§ TASK TO COMPLETE:
Extract every line from the records below that contains the word "DELRAN".

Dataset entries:

☆ ☆ ☆ ☆

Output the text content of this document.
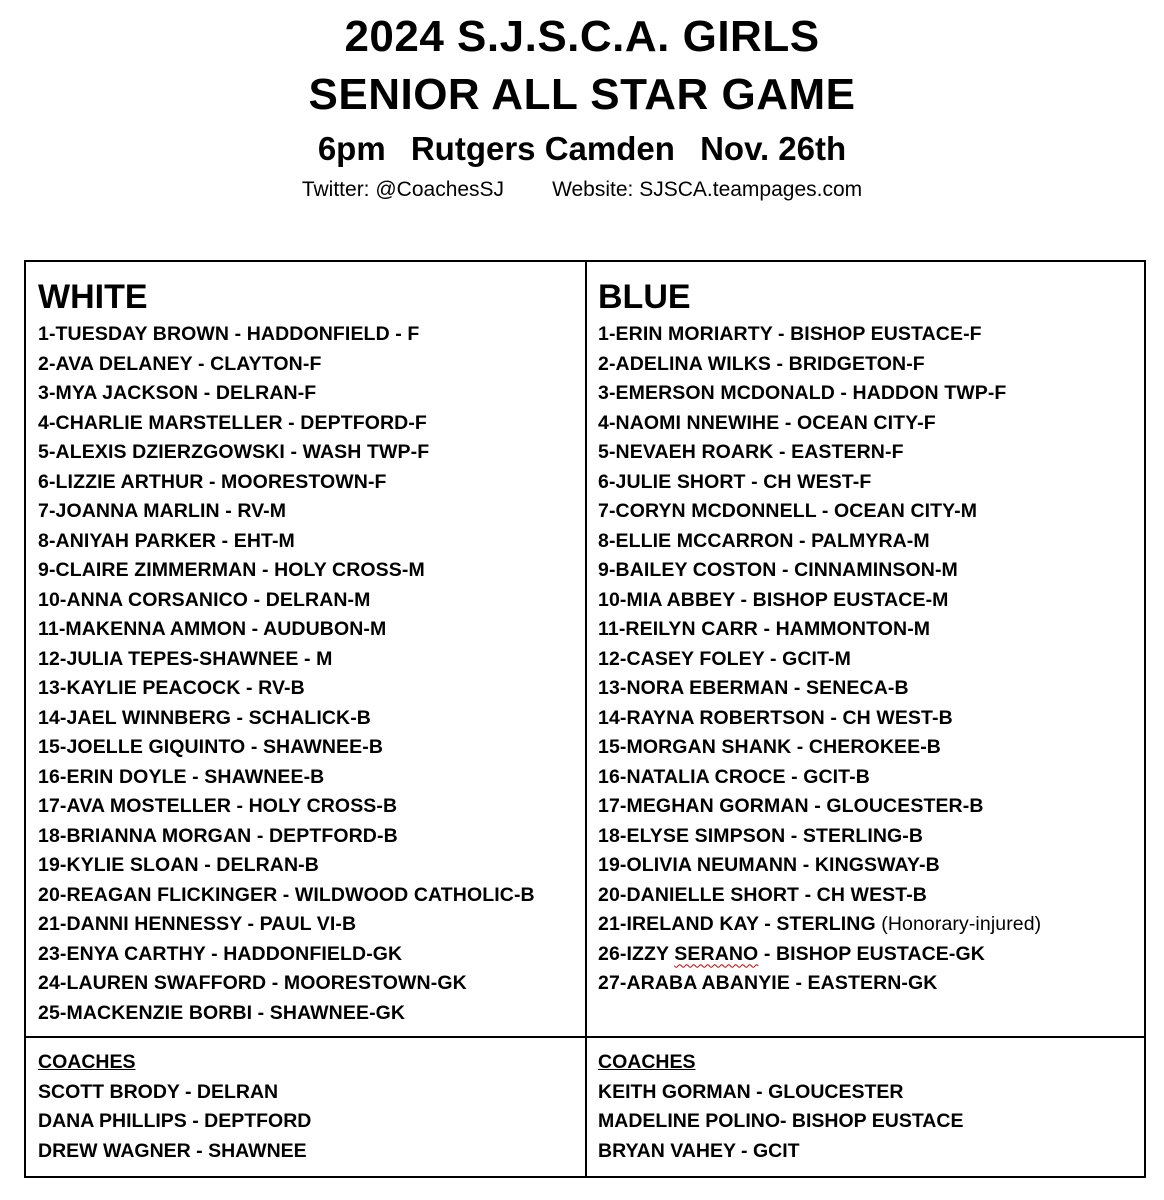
2024 S.J.S.C.A. GIRLS
SENIOR ALL STAR GAME
6pm Rutgers Camden Nov. 26th
Twitter: @CoachesSJ Website: SJSCA.teampages.com
WHITE
1-TUESDAY BROWN - HADDONFIELD - F
2-AVA DELANEY - CLAYTON-F
3-MYA JACKSON - DELRAN-F
4-CHARLIE MARSTELLER - DEPTFORD-F
5-ALEXIS DZIERZGOWSKI - WASH TWP-F
6-LIZZIE ARTHUR - MOORESTOWN-F
7-JOANNA MARLIN - RV-M
8-ANIYAH PARKER - EHT-M
9-CLAIRE ZIMMERMAN - HOLY CROSS-M
10-ANNA CORSANICO - DELRAN-M
11-MAKENNA AMMON - AUDUBON-M
12-JULIA TEPES-SHAWNEE - M
13-KAYLIE PEACOCK - RV-B
14-JAEL WINNBERG - SCHALICK-B
15-JOELLE GIQUINTO - SHAWNEE-B
16-ERIN DOYLE - SHAWNEE-B
17-AVA MOSTELLER - HOLY CROSS-B
18-BRIANNA MORGAN - DEPTFORD-B
19-KYLIE SLOAN - DELRAN-B
20-REAGAN FLICKINGER - WILDWOOD CATHOLIC-B
21-DANNI HENNESSY - PAUL VI-B
23-ENYA CARTHY - HADDONFIELD-GK
24-LAUREN SWAFFORD - MOORESTOWN-GK
25-MACKENZIE BORBI - SHAWNEE-GK
BLUE
1-ERIN MORIARTY - BISHOP EUSTACE-F
2-ADELINA WILKS - BRIDGETON-F
3-EMERSON MCDONALD - HADDON TWP-F
4-NAOMI NNEWIHE - OCEAN CITY-F
5-NEVAEH ROARK - EASTERN-F
6-JULIE SHORT - CH WEST-F
7-CORYN MCDONNELL - OCEAN CITY-M
8-ELLIE MCCARRON - PALMYRA-M
9-BAILEY COSTON - CINNAMINSON-M
10-MIA ABBEY - BISHOP EUSTACE-M
11-REILYN CARR - HAMMONTON-M
12-CASEY FOLEY - GCIT-M
13-NORA EBERMAN - SENECA-B
14-RAYNA ROBERTSON - CH WEST-B
15-MORGAN SHANK - CHEROKEE-B
16-NATALIA CROCE - GCIT-B
17-MEGHAN GORMAN - GLOUCESTER-B
18-ELYSE SIMPSON - STERLING-B
19-OLIVIA NEUMANN - KINGSWAY-B
20-DANIELLE SHORT - CH WEST-B
21-IRELAND KAY - STERLING (Honorary-injured)
26-IZZY SERANO - BISHOP EUSTACE-GK
27-ARABA ABANYIE - EASTERN-GK
COACHES
SCOTT BRODY - DELRAN
DANA PHILLIPS - DEPTFORD
DREW WAGNER - SHAWNEE
COACHES
KEITH GORMAN - GLOUCESTER
MADELINE POLINO- BISHOP EUSTACE
BRYAN VAHEY - GCIT
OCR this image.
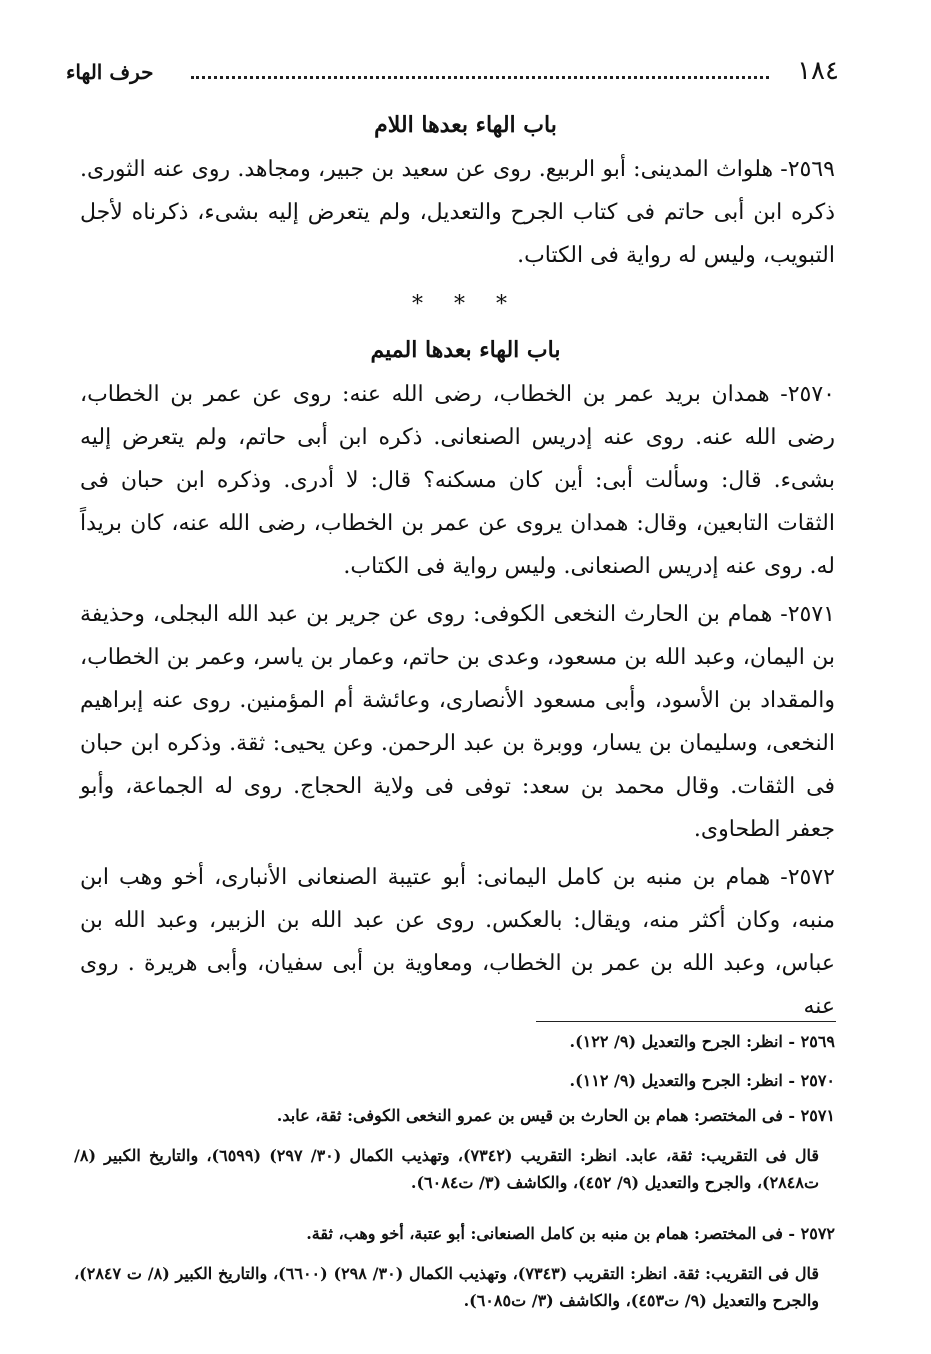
١٨٤
حرف الهاء
باب الهاء بعدها اللام
٢٥٦٩- هلواث المدينى: أبو الربيع. روى عن سعيد بن جبير، ومجاهد. روى عنه الثورى. ذكره ابن أبى حاتم فى كتاب الجرح والتعديل، ولم يتعرض إليه بشىء، ذكرناه لأجل التبويب، وليس له رواية فى الكتاب.
* * *
باب الهاء بعدها الميم
٢٥٧٠- همدان بريد عمر بن الخطاب، رضى الله عنه: روى عن عمر بن الخطاب، رضى الله عنه. روى عنه إدريس الصنعانى. ذكره ابن أبى حاتم، ولم يتعرض إليه بشىء. قال: وسألت أبى: أين كان مسكنه؟ قال: لا أدرى. وذكره ابن حبان فى الثقات التابعين، وقال: همدان يروى عن عمر بن الخطاب، رضى الله عنه، كان بريداً له. روى عنه إدريس الصنعانى. وليس رواية فى الكتاب.
٢٥٧١- همام بن الحارث النخعى الكوفى: روى عن جرير بن عبد الله البجلى، وحذيفة بن اليمان، وعبد الله بن مسعود، وعدى بن حاتم، وعمار بن ياسر، وعمر بن الخطاب، والمقداد بن الأسود، وأبى مسعود الأنصارى، وعائشة أم المؤمنين. روى عنه إبراهيم النخعى، وسليمان بن يسار، ووبرة بن عبد الرحمن. وعن يحيى: ثقة. وذكره ابن حبان فى الثقات. وقال محمد بن سعد: توفى فى ولاية الحجاج. روى له الجماعة، وأبو جعفر الطحاوى.
٢٥٧٢- همام بن منبه بن كامل اليمانى: أبو عتيبة الصنعانى الأنبارى، أخو وهب ابن منبه، وكان أكثر منه، ويقال: بالعكس. روى عن عبد الله بن الزبير، وعبد الله بن عباس، وعبد الله بن عمر بن الخطاب، ومعاوية بن أبى سفيان، وأبى هريرة . روى عنه
٢٥٦٩ - انظر: الجرح والتعديل (٩/ ١٢٢).
٢٥٧٠ - انظر: الجرح والتعديل (٩/ ١١٢).
٢٥٧١ - فى المختصر: همام بن الحارث بن قيس بن عمرو النخعى الكوفى: ثقة، عابد.
قال فى التقريب: ثقة، عابد. انظر: التقريب (٧٣٤٢)، وتهذيب الكمال (٣٠/ ٢٩٧) (٦٥٩٩)، والتاريخ الكبير (٨/ ت٢٨٤٨)، والجرح والتعديل (٩/ ٤٥٢)، والكاشف (٣/ ت٦٠٨٤).
٢٥٧٢ - فى المختصر: همام بن منبه بن كامل الصنعانى: أبو عتبة، أخو وهب، ثقة.
قال فى التقريب: ثقة. انظر: التقريب (٧٣٤٣)، وتهذيب الكمال (٣٠/ ٢٩٨) (٦٦٠٠)، والتاريخ الكبير (٨/ ت ٢٨٤٧)، والجرح والتعديل (٩/ ت٤٥٣)، والكاشف (٣/ ت٦٠٨٥).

☆ ☆ ☆ ☆

§ RESPONSE TO THE EXERCISE:
3-MYA JACKSON - DELRAN-F
10-ANNA CORSANICO - DELRAN-M
19-KYLIE SLOAN - DELRAN-B
SCOTT BRODY - DELRAN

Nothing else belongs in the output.